Written task – Write out each line of the listing as it stands, without the images.
# START OF Material provided
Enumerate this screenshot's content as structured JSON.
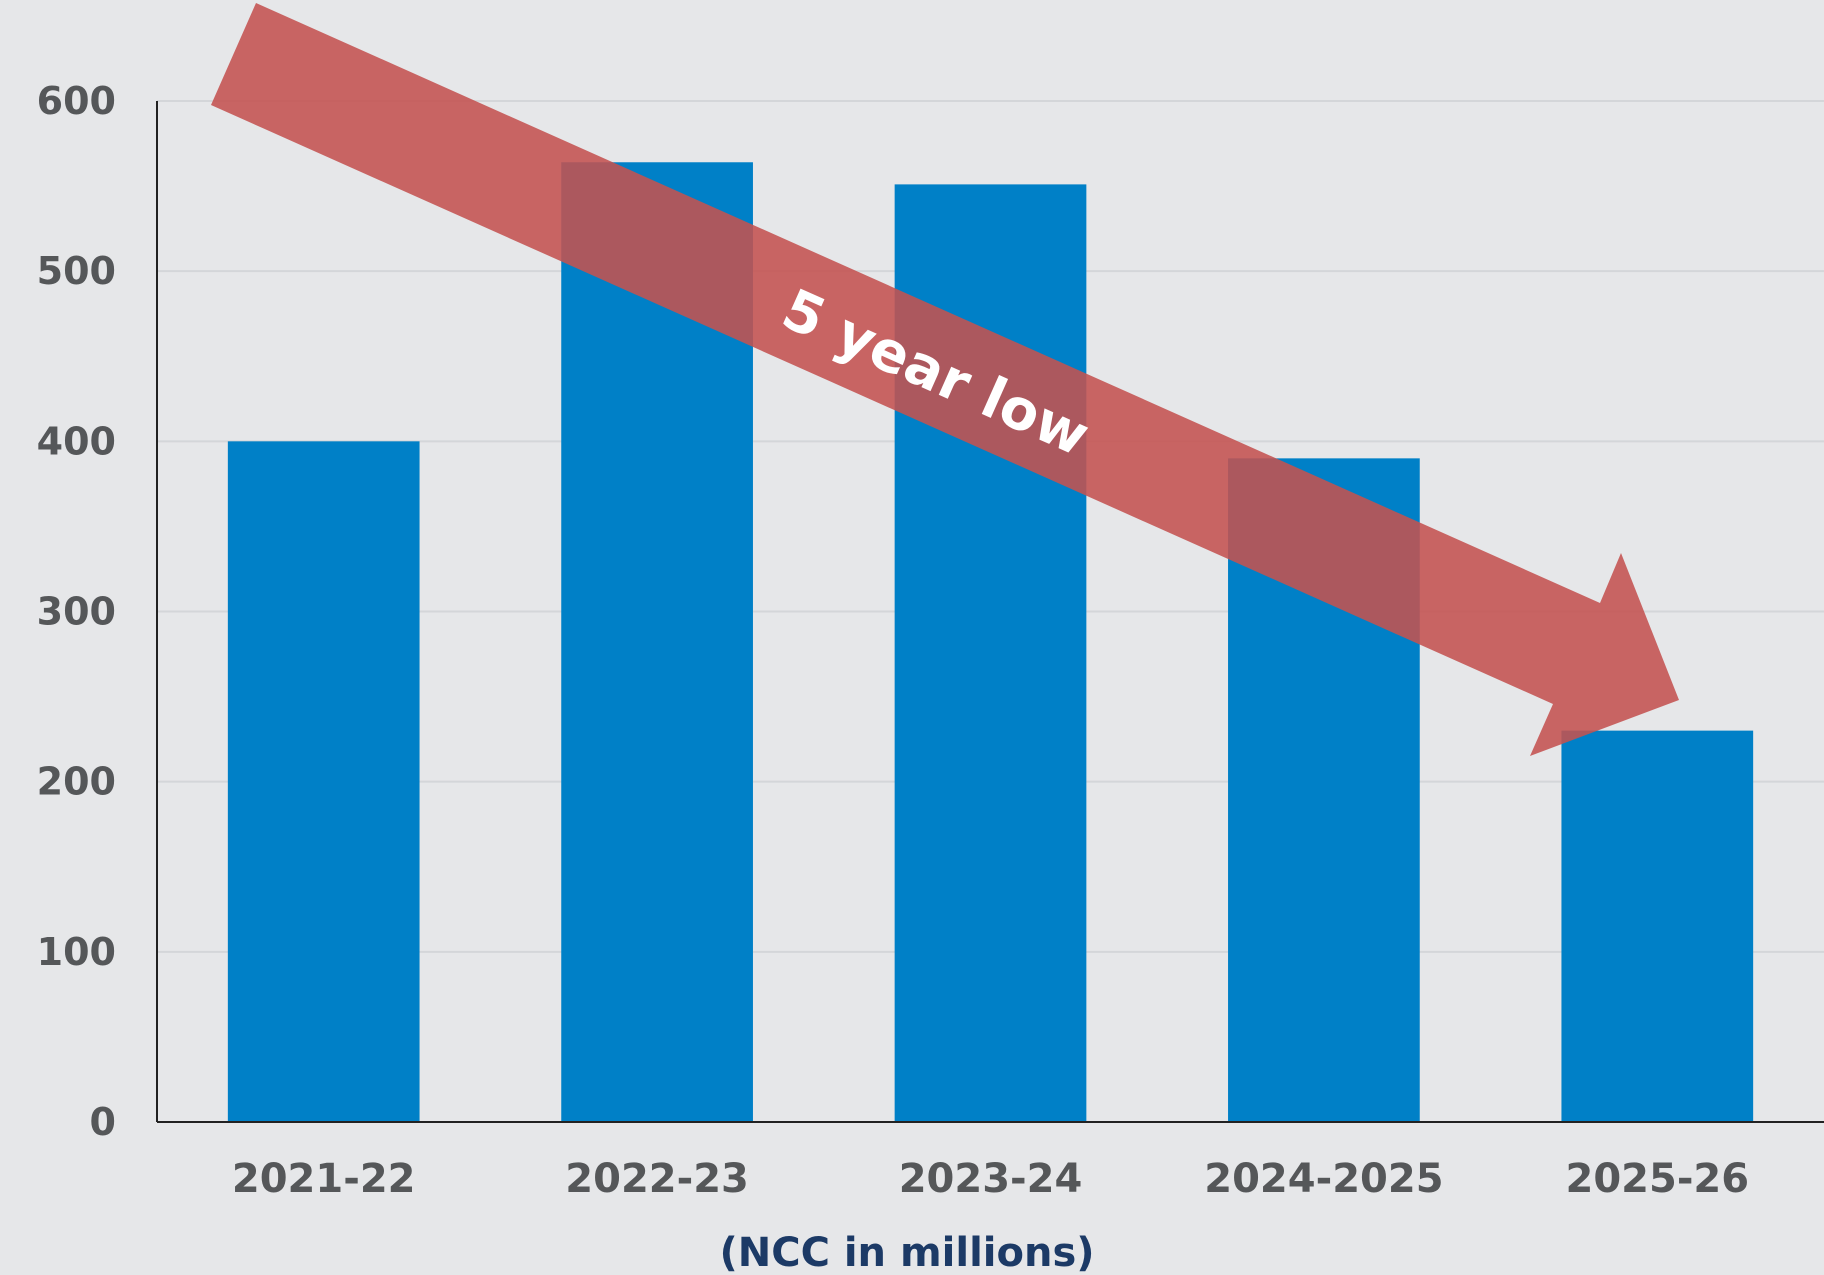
{
  "chart_data": {
    "type": "bar",
    "categories": [
      "2021-22",
      "2022-23",
      "2023-24",
      "2024-2025",
      "2025-26"
    ],
    "values": [
      400,
      564,
      551,
      390,
      230
    ],
    "xlabel": "(NCC in millions)",
    "ylabel": "",
    "ylim": [
      0,
      600
    ],
    "yticks": [
      "0",
      "100",
      "200",
      "300",
      "400",
      "500",
      "600"
    ],
    "grid": true,
    "annotation": {
      "text": "5 year low",
      "type": "arrow",
      "direction": "down-right"
    }
  },
  "colors": {
    "background": "#e6e7e9",
    "bar": "#0080c7",
    "arrow": "#c45250",
    "tick_text": "#555759",
    "xlabel_text": "#1c3a66",
    "gridline": "#d4d6d9",
    "axis": "#222222"
  }
}
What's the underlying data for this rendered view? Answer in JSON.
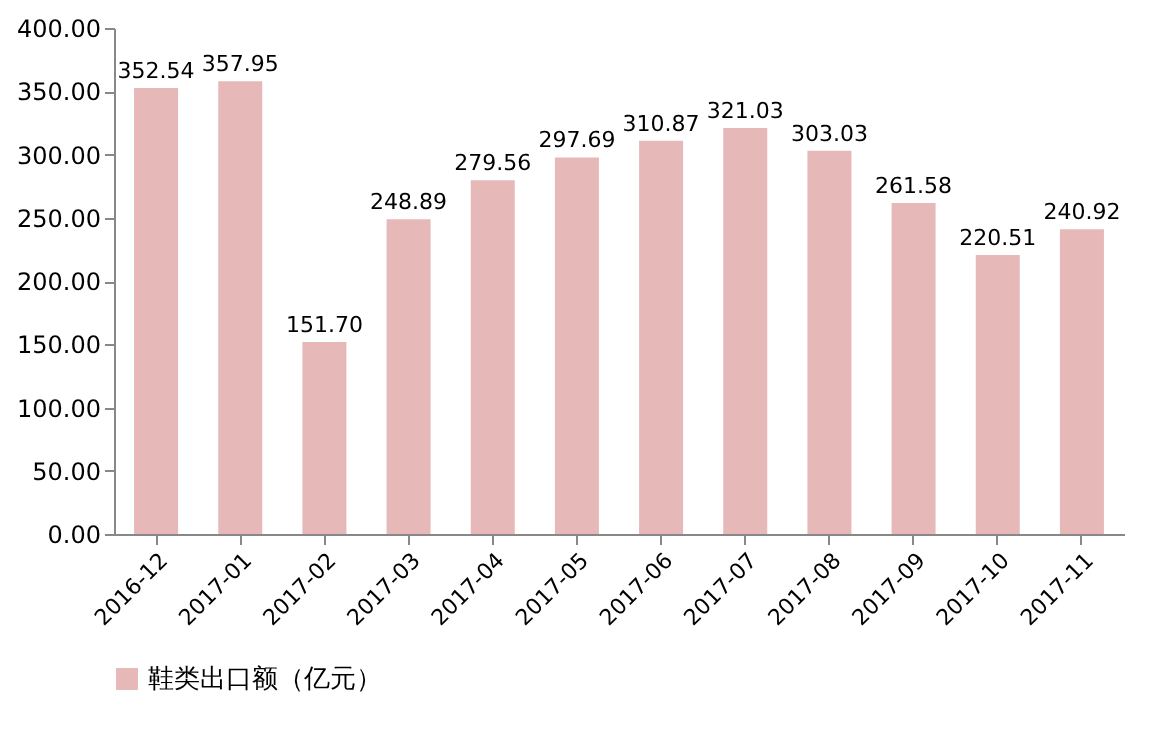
{
  "chart_data": {
    "type": "bar",
    "categories": [
      "2016-12",
      "2017-01",
      "2017-02",
      "2017-03",
      "2017-04",
      "2017-05",
      "2017-06",
      "2017-07",
      "2017-08",
      "2017-09",
      "2017-10",
      "2017-11"
    ],
    "series": [
      {
        "name": "鞋类出口额（亿元）",
        "color": "#e6b8b7",
        "values": [
          352.54,
          357.95,
          151.7,
          248.89,
          279.56,
          297.69,
          310.87,
          321.03,
          303.03,
          261.58,
          220.51,
          240.92
        ],
        "value_labels": [
          "352.54",
          "357.95",
          "151.70",
          "248.89",
          "279.56",
          "297.69",
          "310.87",
          "321.03",
          "303.03",
          "261.58",
          "220.51",
          "240.92"
        ]
      }
    ],
    "ylim": [
      0,
      400
    ],
    "yticks": [
      {
        "value": 0,
        "label": "0.00"
      },
      {
        "value": 50,
        "label": "50.00"
      },
      {
        "value": 100,
        "label": "100.00"
      },
      {
        "value": 150,
        "label": "150.00"
      },
      {
        "value": 200,
        "label": "200.00"
      },
      {
        "value": 250,
        "label": "250.00"
      },
      {
        "value": 300,
        "label": "300.00"
      },
      {
        "value": 350,
        "label": "350.00"
      },
      {
        "value": 400,
        "label": "400.00"
      }
    ],
    "grid": false,
    "legend": "bottom"
  }
}
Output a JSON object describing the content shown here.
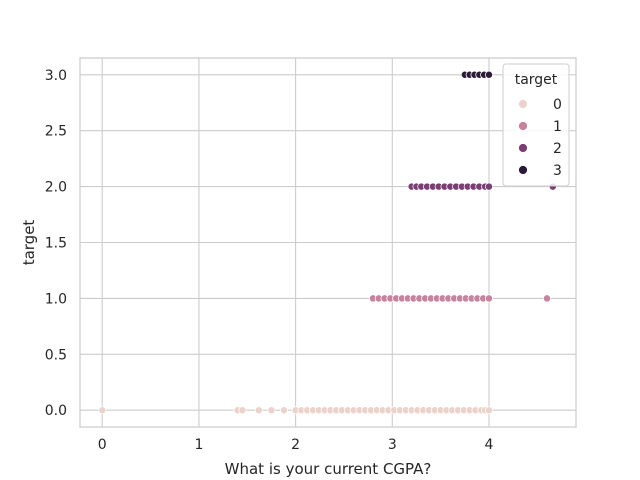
{
  "chart_data": {
    "type": "scatter",
    "xlabel": "What is your current CGPA?",
    "ylabel": "target",
    "xlim": [
      -0.23,
      4.9
    ],
    "ylim": [
      -0.15,
      3.15
    ],
    "xticks": [
      0,
      1,
      2,
      3,
      4
    ],
    "xtick_labels": [
      "0",
      "1",
      "2",
      "3",
      "4"
    ],
    "yticks": [
      0.0,
      0.5,
      1.0,
      1.5,
      2.0,
      2.5,
      3.0
    ],
    "ytick_labels": [
      "0.0",
      "0.5",
      "1.0",
      "1.5",
      "2.0",
      "2.5",
      "3.0"
    ],
    "grid": true,
    "legend": {
      "title": "target",
      "placement": "top-right"
    },
    "series": [
      {
        "name": "0",
        "color": "#ebd2cb",
        "y": 0,
        "x": [
          0.0,
          1.4,
          1.45,
          1.62,
          1.75,
          1.88,
          2.0,
          2.06,
          2.12,
          2.18,
          2.24,
          2.3,
          2.36,
          2.42,
          2.48,
          2.54,
          2.6,
          2.66,
          2.72,
          2.78,
          2.84,
          2.9,
          2.96,
          3.02,
          3.08,
          3.14,
          3.2,
          3.26,
          3.32,
          3.38,
          3.44,
          3.5,
          3.56,
          3.62,
          3.68,
          3.74,
          3.8,
          3.86,
          3.92,
          3.96,
          4.0
        ]
      },
      {
        "name": "1",
        "color": "#c6829e",
        "y": 1,
        "x": [
          2.8,
          2.86,
          2.92,
          2.98,
          3.04,
          3.1,
          3.16,
          3.22,
          3.28,
          3.34,
          3.4,
          3.46,
          3.52,
          3.58,
          3.64,
          3.7,
          3.76,
          3.82,
          3.88,
          3.94,
          4.0,
          4.6
        ]
      },
      {
        "name": "2",
        "color": "#7a3e73",
        "y": 2,
        "x": [
          3.2,
          3.25,
          3.3,
          3.36,
          3.42,
          3.48,
          3.54,
          3.6,
          3.66,
          3.72,
          3.78,
          3.84,
          3.9,
          3.96,
          4.0,
          4.66
        ]
      },
      {
        "name": "3",
        "color": "#2c1b36",
        "y": 3,
        "x": [
          3.75,
          3.8,
          3.85,
          3.9,
          3.95,
          4.0
        ]
      }
    ]
  }
}
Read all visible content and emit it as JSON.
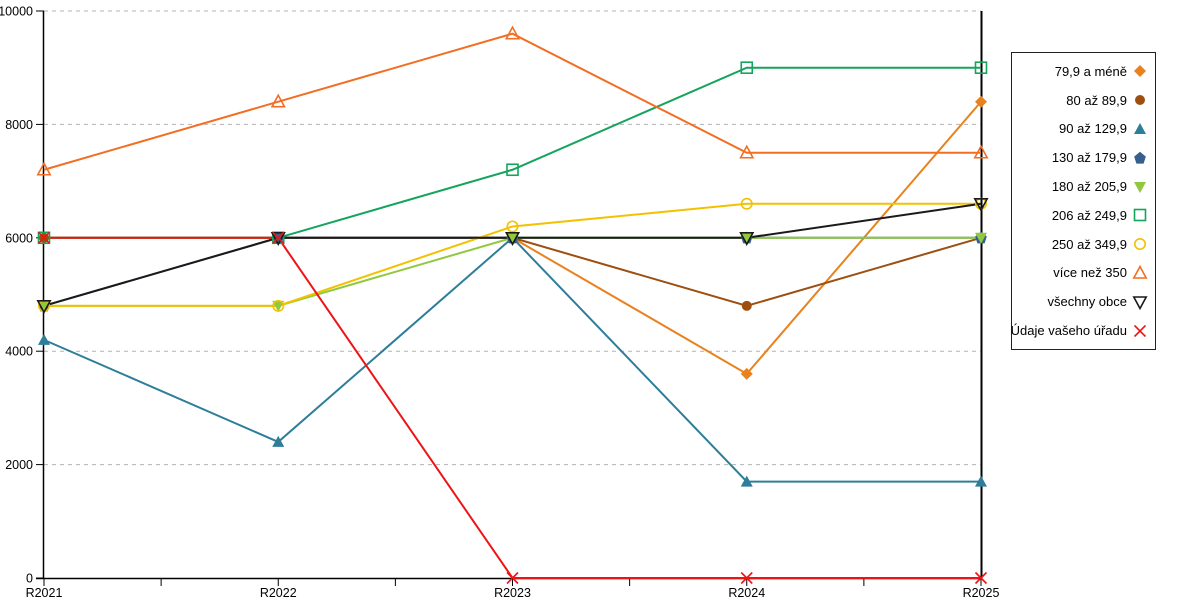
{
  "chart_data": {
    "type": "line",
    "title": "",
    "xlabel": "",
    "ylabel": "",
    "x_categories": [
      "R2021",
      "R2022",
      "R2023",
      "R2024",
      "R2025"
    ],
    "ylim": [
      0,
      10000
    ],
    "y_ticks": [
      0,
      2000,
      4000,
      6000,
      8000,
      10000
    ],
    "grid": "horizontal-dashed",
    "legend_position": "right",
    "background_color": "#ffffff",
    "axis_color": "#000000",
    "grid_color": "#b3b3b3",
    "series": [
      {
        "name": "79,9 a méně",
        "color": "#E8821E",
        "marker": "diamond-filled",
        "values": [
          6000,
          6000,
          6000,
          3600,
          8400
        ]
      },
      {
        "name": "80 až 89,9",
        "color": "#9C4F10",
        "marker": "circle-filled",
        "values": [
          6000,
          6000,
          6000,
          4800,
          6000
        ]
      },
      {
        "name": "90 až 129,9",
        "color": "#2E7E99",
        "marker": "triangle-up-filled",
        "values": [
          4200,
          2400,
          6000,
          1700,
          1700
        ]
      },
      {
        "name": "130 až 179,9",
        "color": "#355F8D",
        "marker": "pentagon-filled",
        "values": [
          4800,
          6000,
          6000,
          6000,
          6000
        ]
      },
      {
        "name": "180 až 205,9",
        "color": "#92C83E",
        "marker": "triangle-down-filled",
        "values": [
          4800,
          4800,
          6000,
          6000,
          6000
        ]
      },
      {
        "name": "206 až 249,9",
        "color": "#14A45C",
        "marker": "square-open",
        "values": [
          6000,
          6000,
          7200,
          9000,
          9000
        ]
      },
      {
        "name": "250 až 349,9",
        "color": "#F2C200",
        "marker": "circle-open",
        "values": [
          4800,
          4800,
          6200,
          6600,
          6600
        ]
      },
      {
        "name": "více než 350",
        "color": "#F26E22",
        "marker": "triangle-up-open",
        "values": [
          7200,
          8400,
          9600,
          7500,
          7500
        ]
      },
      {
        "name": "všechny obce",
        "color": "#1A1A1A",
        "marker": "triangle-down-open",
        "values": [
          4800,
          6000,
          6000,
          6000,
          6600
        ]
      },
      {
        "name": "Údaje vašeho úřadu",
        "color": "#EE1414",
        "marker": "x",
        "values": [
          6000,
          6000,
          0,
          0,
          0
        ]
      }
    ]
  }
}
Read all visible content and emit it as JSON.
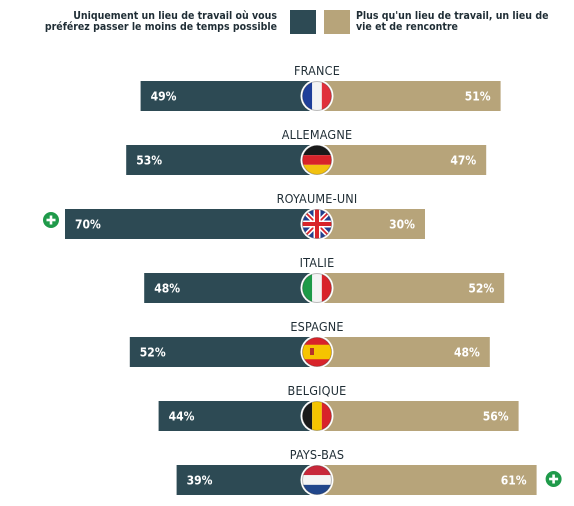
# END OF Material provided
Answer in full –
Enumerate this screenshot's content as structured JSON.
{
  "chart_data": {
    "type": "bar",
    "categories": [
      "2021-22",
      "2022-23",
      "2023-24",
      "2024-2025",
      "2025-26"
    ],
    "values": [
      400,
      564,
      551,
      390,
      230
    ],
    "xlabel": "(NCC in millions)",
    "ylabel": "",
    "ylim": [
      0,
      600
    ],
    "yticks": [
      "0",
      "100",
      "200",
      "300",
      "400",
      "500",
      "600"
    ],
    "grid": true,
    "annotation": {
      "text": "5 year low",
      "type": "arrow",
      "direction": "down-right"
    }
  },
  "colors": {
    "background": "#e6e7e9",
    "bar": "#0080c7",
    "arrow": "#c45250",
    "tick_text": "#555759",
    "xlabel_text": "#1c3a66",
    "gridline": "#d4d6d9",
    "axis": "#222222"
  }
}
What's the underlying data for this rendered view? Answer in JSON.
{
  "chart_data": {
    "type": "bar",
    "categories": [
      "2016-12",
      "2017-01",
      "2017-02",
      "2017-03",
      "2017-04",
      "2017-05",
      "2017-06",
      "2017-07",
      "2017-08",
      "2017-09",
      "2017-10",
      "2017-11"
    ],
    "series": [
      {
        "name": "鞋类出口额（亿元）",
        "color": "#e6b8b7",
        "values": [
          352.54,
          357.95,
          151.7,
          248.89,
          279.56,
          297.69,
          310.87,
          321.03,
          303.03,
          261.58,
          220.51,
          240.92
        ],
        "value_labels": [
          "352.54",
          "357.95",
          "151.70",
          "248.89",
          "279.56",
          "297.69",
          "310.87",
          "321.03",
          "303.03",
          "261.58",
          "220.51",
          "240.92"
        ]
      }
    ],
    "ylim": [
      0,
      400
    ],
    "yticks": [
      {
        "value": 0,
        "label": "0.00"
      },
      {
        "value": 50,
        "label": "50.00"
      },
      {
        "value": 100,
        "label": "100.00"
      },
      {
        "value": 150,
        "label": "150.00"
      },
      {
        "value": 200,
        "label": "200.00"
      },
      {
        "value": 250,
        "label": "250.00"
      },
      {
        "value": 300,
        "label": "300.00"
      },
      {
        "value": 350,
        "label": "350.00"
      },
      {
        "value": 400,
        "label": "400.00"
      }
    ],
    "grid": false,
    "legend": "bottom"
  }
}
Output a JSON object describing the content shown here.
{
  "chart_data": {
    "type": "scatter",
    "xlabel": "What is your current CGPA?",
    "ylabel": "target",
    "xlim": [
      -0.23,
      4.9
    ],
    "ylim": [
      -0.15,
      3.15
    ],
    "xticks": [
      0,
      1,
      2,
      3,
      4
    ],
    "xtick_labels": [
      "0",
      "1",
      "2",
      "3",
      "4"
    ],
    "yticks": [
      0.0,
      0.5,
      1.0,
      1.5,
      2.0,
      2.5,
      3.0
    ],
    "ytick_labels": [
      "0.0",
      "0.5",
      "1.0",
      "1.5",
      "2.0",
      "2.5",
      "3.0"
    ],
    "grid": true,
    "legend": {
      "title": "target",
      "placement": "top-right"
    },
    "series": [
      {
        "name": "0",
        "color": "#ebd2cb",
        "y": 0,
        "x": [
          0.0,
          1.4,
          1.45,
          1.62,
          1.75,
          1.88,
          2.0,
          2.06,
          2.12,
          2.18,
          2.24,
          2.3,
          2.36,
          2.42,
          2.48,
          2.54,
          2.6,
          2.66,
          2.72,
          2.78,
          2.84,
          2.9,
          2.96,
          3.02,
          3.08,
          3.14,
          3.2,
          3.26,
          3.32,
          3.38,
          3.44,
          3.5,
          3.56,
          3.62,
          3.68,
          3.74,
          3.8,
          3.86,
          3.92,
          3.96,
          4.0
        ]
      },
      {
        "name": "1",
        "color": "#c6829e",
        "y": 1,
        "x": [
          2.8,
          2.86,
          2.92,
          2.98,
          3.04,
          3.1,
          3.16,
          3.22,
          3.28,
          3.34,
          3.4,
          3.46,
          3.52,
          3.58,
          3.64,
          3.7,
          3.76,
          3.82,
          3.88,
          3.94,
          4.0,
          4.6
        ]
      },
      {
        "name": "2",
        "color": "#7a3e73",
        "y": 2,
        "x": [
          3.2,
          3.25,
          3.3,
          3.36,
          3.42,
          3.48,
          3.54,
          3.6,
          3.66,
          3.72,
          3.78,
          3.84,
          3.9,
          3.96,
          4.0,
          4.66
        ]
      },
      {
        "name": "3",
        "color": "#2c1b36",
        "y": 3,
        "x": [
          3.75,
          3.8,
          3.85,
          3.9,
          3.95,
          4.0
        ]
      }
    ]
  }
}
Read all visible content and emit it as JSON.
{
  "chart_data": {
    "type": "line",
    "title": "",
    "xlabel": "",
    "ylabel": "",
    "x_categories": [
      "R2021",
      "R2022",
      "R2023",
      "R2024",
      "R2025"
    ],
    "ylim": [
      0,
      10000
    ],
    "y_ticks": [
      0,
      2000,
      4000,
      6000,
      8000,
      10000
    ],
    "grid": "horizontal-dashed",
    "legend_position": "right",
    "background_color": "#ffffff",
    "axis_color": "#000000",
    "grid_color": "#b3b3b3",
    "series": [
      {
        "name": "79,9 a méně",
        "color": "#E8821E",
        "marker": "diamond-filled",
        "values": [
          6000,
          6000,
          6000,
          3600,
          8400
        ]
      },
      {
        "name": "80 až 89,9",
        "color": "#9C4F10",
        "marker": "circle-filled",
        "values": [
          6000,
          6000,
          6000,
          4800,
          6000
        ]
      },
      {
        "name": "90 až 129,9",
        "color": "#2E7E99",
        "marker": "triangle-up-filled",
        "values": [
          4200,
          2400,
          6000,
          1700,
          1700
        ]
      },
      {
        "name": "130 až 179,9",
        "color": "#355F8D",
        "marker": "pentagon-filled",
        "values": [
          4800,
          6000,
          6000,
          6000,
          6000
        ]
      },
      {
        "name": "180 až 205,9",
        "color": "#92C83E",
        "marker": "triangle-down-filled",
        "values": [
          4800,
          4800,
          6000,
          6000,
          6000
        ]
      },
      {
        "name": "206 až 249,9",
        "color": "#14A45C",
        "marker": "square-open",
        "values": [
          6000,
          6000,
          7200,
          9000,
          9000
        ]
      },
      {
        "name": "250 až 349,9",
        "color": "#F2C200",
        "marker": "circle-open",
        "values": [
          4800,
          4800,
          6200,
          6600,
          6600
        ]
      },
      {
        "name": "více než 350",
        "color": "#F26E22",
        "marker": "triangle-up-open",
        "values": [
          7200,
          8400,
          9600,
          7500,
          7500
        ]
      },
      {
        "name": "všechny obce",
        "color": "#1A1A1A",
        "marker": "triangle-down-open",
        "values": [
          4800,
          6000,
          6000,
          6000,
          6600
        ]
      },
      {
        "name": "Údaje vašeho úřadu",
        "color": "#EE1414",
        "marker": "x",
        "values": [
          6000,
          6000,
          0,
          0,
          0
        ]
      }
    ]
  }
}
Read all visible content and emit it as JSON.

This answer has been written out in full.